[[ Input data, beginning ]]

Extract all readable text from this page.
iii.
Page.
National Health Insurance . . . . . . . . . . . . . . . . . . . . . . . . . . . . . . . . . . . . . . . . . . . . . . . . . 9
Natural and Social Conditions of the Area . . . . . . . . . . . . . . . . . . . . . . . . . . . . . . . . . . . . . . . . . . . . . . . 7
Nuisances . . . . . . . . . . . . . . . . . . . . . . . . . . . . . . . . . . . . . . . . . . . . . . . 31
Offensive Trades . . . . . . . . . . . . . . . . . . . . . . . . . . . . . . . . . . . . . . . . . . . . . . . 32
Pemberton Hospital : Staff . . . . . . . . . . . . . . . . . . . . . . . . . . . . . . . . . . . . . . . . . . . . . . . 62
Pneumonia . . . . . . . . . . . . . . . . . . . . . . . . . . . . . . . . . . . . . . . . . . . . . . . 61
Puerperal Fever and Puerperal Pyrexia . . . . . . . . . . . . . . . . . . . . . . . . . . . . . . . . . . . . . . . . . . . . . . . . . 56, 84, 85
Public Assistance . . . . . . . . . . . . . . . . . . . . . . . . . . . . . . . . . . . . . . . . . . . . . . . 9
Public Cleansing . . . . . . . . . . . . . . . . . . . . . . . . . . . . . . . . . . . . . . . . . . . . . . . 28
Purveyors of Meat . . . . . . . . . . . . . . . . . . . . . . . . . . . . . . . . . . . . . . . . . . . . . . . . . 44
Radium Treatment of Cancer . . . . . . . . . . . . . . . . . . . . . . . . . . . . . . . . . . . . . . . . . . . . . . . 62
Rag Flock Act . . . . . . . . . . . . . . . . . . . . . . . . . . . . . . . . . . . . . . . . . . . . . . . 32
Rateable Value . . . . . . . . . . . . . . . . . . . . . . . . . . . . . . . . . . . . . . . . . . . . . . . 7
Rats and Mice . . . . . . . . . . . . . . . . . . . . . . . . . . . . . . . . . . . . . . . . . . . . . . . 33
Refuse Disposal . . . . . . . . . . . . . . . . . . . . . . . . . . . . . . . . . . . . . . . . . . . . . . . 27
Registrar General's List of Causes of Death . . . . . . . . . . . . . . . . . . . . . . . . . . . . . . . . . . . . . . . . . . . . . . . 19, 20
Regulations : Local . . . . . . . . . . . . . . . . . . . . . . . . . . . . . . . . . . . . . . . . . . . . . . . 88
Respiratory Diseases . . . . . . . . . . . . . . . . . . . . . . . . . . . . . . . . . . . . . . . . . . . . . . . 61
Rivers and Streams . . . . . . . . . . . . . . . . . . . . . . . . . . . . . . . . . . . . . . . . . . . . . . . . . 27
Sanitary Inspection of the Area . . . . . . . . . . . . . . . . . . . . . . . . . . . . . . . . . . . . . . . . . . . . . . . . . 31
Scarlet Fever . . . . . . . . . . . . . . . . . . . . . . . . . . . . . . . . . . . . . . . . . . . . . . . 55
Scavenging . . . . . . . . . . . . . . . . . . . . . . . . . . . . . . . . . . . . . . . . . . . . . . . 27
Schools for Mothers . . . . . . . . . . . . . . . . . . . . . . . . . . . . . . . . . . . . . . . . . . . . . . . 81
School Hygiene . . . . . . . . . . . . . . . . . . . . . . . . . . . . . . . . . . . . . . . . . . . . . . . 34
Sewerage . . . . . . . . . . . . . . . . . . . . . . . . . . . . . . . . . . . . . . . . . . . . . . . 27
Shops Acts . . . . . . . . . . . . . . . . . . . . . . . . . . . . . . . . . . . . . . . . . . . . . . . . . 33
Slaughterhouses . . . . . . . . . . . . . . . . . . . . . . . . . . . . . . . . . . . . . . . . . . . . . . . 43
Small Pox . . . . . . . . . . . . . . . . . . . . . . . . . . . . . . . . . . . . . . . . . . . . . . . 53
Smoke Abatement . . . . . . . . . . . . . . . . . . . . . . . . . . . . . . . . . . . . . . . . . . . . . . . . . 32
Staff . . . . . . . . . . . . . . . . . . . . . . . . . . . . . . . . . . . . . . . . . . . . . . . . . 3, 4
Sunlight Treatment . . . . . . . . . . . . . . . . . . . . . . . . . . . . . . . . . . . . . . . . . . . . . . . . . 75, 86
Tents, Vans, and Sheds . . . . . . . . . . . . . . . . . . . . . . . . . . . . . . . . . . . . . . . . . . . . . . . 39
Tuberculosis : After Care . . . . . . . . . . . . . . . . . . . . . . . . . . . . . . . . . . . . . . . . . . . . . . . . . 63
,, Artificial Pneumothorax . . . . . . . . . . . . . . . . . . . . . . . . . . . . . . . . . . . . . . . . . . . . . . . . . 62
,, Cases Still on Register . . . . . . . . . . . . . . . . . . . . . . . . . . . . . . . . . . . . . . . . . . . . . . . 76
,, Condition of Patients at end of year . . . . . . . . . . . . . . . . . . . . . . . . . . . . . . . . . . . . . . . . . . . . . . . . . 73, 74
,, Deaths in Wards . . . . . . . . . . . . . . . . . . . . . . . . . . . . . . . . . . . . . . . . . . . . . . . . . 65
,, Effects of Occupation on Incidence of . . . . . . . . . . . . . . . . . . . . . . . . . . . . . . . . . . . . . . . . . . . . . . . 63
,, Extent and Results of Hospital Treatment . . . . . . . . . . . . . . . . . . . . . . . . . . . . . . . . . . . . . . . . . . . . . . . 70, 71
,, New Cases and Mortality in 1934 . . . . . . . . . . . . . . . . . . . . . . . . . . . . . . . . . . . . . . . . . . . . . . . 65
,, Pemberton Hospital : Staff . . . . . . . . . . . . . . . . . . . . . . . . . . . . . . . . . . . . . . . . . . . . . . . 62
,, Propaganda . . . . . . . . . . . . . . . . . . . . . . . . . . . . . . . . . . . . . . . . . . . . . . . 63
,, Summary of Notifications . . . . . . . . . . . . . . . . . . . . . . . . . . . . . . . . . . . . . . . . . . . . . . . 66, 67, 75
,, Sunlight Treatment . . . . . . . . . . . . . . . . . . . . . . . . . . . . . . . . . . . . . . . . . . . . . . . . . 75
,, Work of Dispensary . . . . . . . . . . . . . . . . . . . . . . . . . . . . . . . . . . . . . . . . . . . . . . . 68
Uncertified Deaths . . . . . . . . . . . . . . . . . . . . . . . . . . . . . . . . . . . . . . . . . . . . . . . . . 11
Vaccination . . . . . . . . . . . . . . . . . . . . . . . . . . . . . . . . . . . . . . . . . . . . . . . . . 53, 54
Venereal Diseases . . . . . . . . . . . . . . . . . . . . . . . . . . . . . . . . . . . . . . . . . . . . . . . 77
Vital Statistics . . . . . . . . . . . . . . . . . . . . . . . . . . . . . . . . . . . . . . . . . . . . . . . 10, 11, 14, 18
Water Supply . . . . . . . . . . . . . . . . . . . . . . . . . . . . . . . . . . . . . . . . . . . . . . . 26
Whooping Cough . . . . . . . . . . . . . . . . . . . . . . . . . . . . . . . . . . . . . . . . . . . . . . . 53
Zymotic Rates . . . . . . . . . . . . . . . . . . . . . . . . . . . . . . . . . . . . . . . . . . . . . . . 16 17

[[ Input data, end ]]

**What the task asks**
Show every line above where "Diseases" is found.

**Response to this task**
Respiratory Diseases . . . . . . . . . . . . . . . . . . . . . . . . . . . . . . . . . . . . . . . . . . . . . . . 61
Venereal Diseases . . . . . . . . . . . . . . . . . . . . . . . . . . . . . . . . . . . . . . . . . . . . . . . 77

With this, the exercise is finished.